**AIM OF THE EXERCISE:** Copy all lines below exactly as written. Leave pictures out.

**ITEMS:**
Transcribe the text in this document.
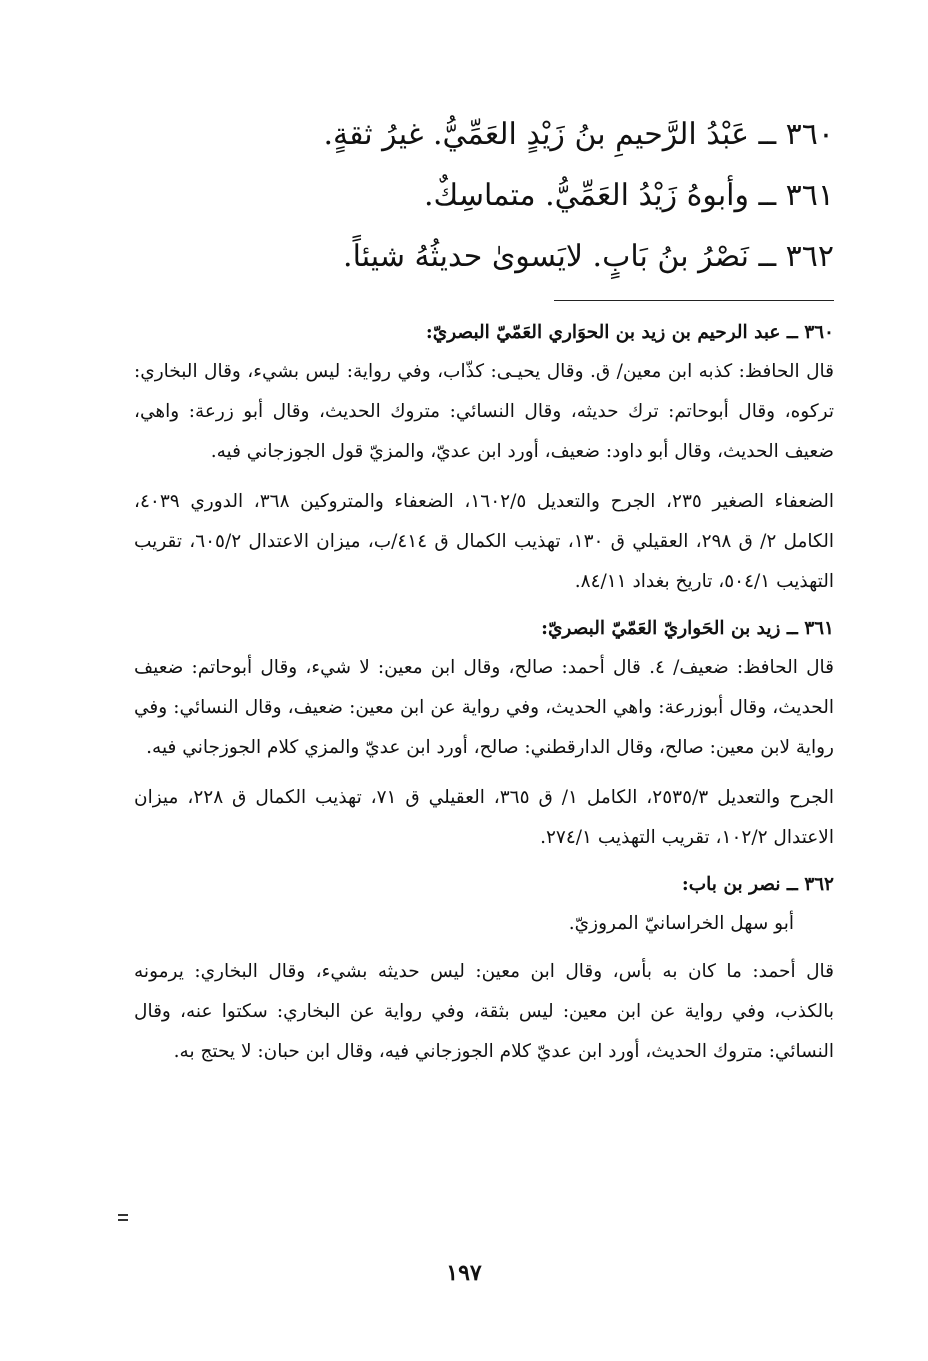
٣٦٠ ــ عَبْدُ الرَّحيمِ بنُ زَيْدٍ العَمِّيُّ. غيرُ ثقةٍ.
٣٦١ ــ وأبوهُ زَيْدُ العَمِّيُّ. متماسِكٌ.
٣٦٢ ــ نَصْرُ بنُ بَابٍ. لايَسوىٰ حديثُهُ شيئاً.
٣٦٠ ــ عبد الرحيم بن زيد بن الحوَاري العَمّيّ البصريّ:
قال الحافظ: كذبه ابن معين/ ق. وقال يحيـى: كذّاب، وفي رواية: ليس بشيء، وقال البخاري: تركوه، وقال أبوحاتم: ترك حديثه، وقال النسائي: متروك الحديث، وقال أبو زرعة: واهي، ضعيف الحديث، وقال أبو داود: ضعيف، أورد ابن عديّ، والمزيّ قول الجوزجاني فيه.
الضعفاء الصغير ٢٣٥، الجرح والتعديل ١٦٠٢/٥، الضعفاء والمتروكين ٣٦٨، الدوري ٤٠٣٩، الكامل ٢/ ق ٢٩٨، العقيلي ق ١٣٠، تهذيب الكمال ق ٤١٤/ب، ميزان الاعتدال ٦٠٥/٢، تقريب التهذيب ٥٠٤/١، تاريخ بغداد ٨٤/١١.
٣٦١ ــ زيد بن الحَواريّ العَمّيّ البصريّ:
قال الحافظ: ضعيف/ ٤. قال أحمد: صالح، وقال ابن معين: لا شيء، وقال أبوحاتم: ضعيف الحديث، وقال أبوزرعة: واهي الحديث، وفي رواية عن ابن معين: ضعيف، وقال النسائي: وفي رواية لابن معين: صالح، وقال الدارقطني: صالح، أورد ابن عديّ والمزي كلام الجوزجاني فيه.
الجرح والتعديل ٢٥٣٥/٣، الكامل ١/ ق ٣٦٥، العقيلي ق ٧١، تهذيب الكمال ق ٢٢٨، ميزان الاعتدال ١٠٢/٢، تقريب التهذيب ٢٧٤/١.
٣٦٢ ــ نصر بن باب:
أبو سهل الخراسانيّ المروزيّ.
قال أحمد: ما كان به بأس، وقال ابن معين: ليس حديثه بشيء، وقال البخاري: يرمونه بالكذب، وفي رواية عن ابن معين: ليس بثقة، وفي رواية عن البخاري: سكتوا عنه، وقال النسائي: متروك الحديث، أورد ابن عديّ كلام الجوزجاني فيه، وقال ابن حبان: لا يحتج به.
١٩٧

**RESPONSE TO THE TASK:**
Transcribe the text in this document.
٣٦٠ ــ عَبْدُ الرَّحيمِ بنُ زَيْدٍ العَمِّيُّ. غيرُ ثقةٍ.
٣٦١ ــ وأبوهُ زَيْدُ العَمِّيُّ. متماسِكٌ.
٣٦٢ ــ نَصْرُ بنُ بَابٍ. لايَسوىٰ حديثُهُ شيئاً.
٣٦٠ ــ عبد الرحيم بن زيد بن الحوَاري العَمّيّ البصريّ:
قال الحافظ: كذبه ابن معين/ ق. وقال يحيـى: كذّاب، وفي رواية: ليس بشيء، وقال البخاري: تركوه، وقال أبوحاتم: ترك حديثه، وقال النسائي: متروك الحديث، وقال أبو زرعة: واهي، ضعيف الحديث، وقال أبو داود: ضعيف، أورد ابن عديّ، والمزيّ قول الجوزجاني فيه.
الضعفاء الصغير ٢٣٥، الجرح والتعديل ١٦٠٢/٥، الضعفاء والمتروكين ٣٦٨، الدوري ٤٠٣٩، الكامل ٢/ ق ٢٩٨، العقيلي ق ١٣٠، تهذيب الكمال ق ٤١٤/ب، ميزان الاعتدال ٦٠٥/٢، تقريب التهذيب ٥٠٤/١، تاريخ بغداد ٨٤/١١.
٣٦١ ــ زيد بن الحَواريّ العَمّيّ البصريّ:
قال الحافظ: ضعيف/ ٤. قال أحمد: صالح، وقال ابن معين: لا شيء، وقال أبوحاتم: ضعيف الحديث، وقال أبوزرعة: واهي الحديث، وفي رواية عن ابن معين: ضعيف، وقال النسائي: وفي رواية لابن معين: صالح، وقال الدارقطني: صالح، أورد ابن عديّ والمزي كلام الجوزجاني فيه.
الجرح والتعديل ٢٥٣٥/٣، الكامل ١/ ق ٣٦٥، العقيلي ق ٧١، تهذيب الكمال ق ٢٢٨، ميزان الاعتدال ١٠٢/٢، تقريب التهذيب ٢٧٤/١.
٣٦٢ ــ نصر بن باب:
أبو سهل الخراسانيّ المروزيّ.
قال أحمد: ما كان به بأس، وقال ابن معين: ليس حديثه بشيء، وقال البخاري: يرمونه بالكذب، وفي رواية عن ابن معين: ليس بثقة، وفي رواية عن البخاري: سكتوا عنه، وقال النسائي: متروك الحديث، أورد ابن عديّ كلام الجوزجاني فيه، وقال ابن حبان: لا يحتج به.
١٩٧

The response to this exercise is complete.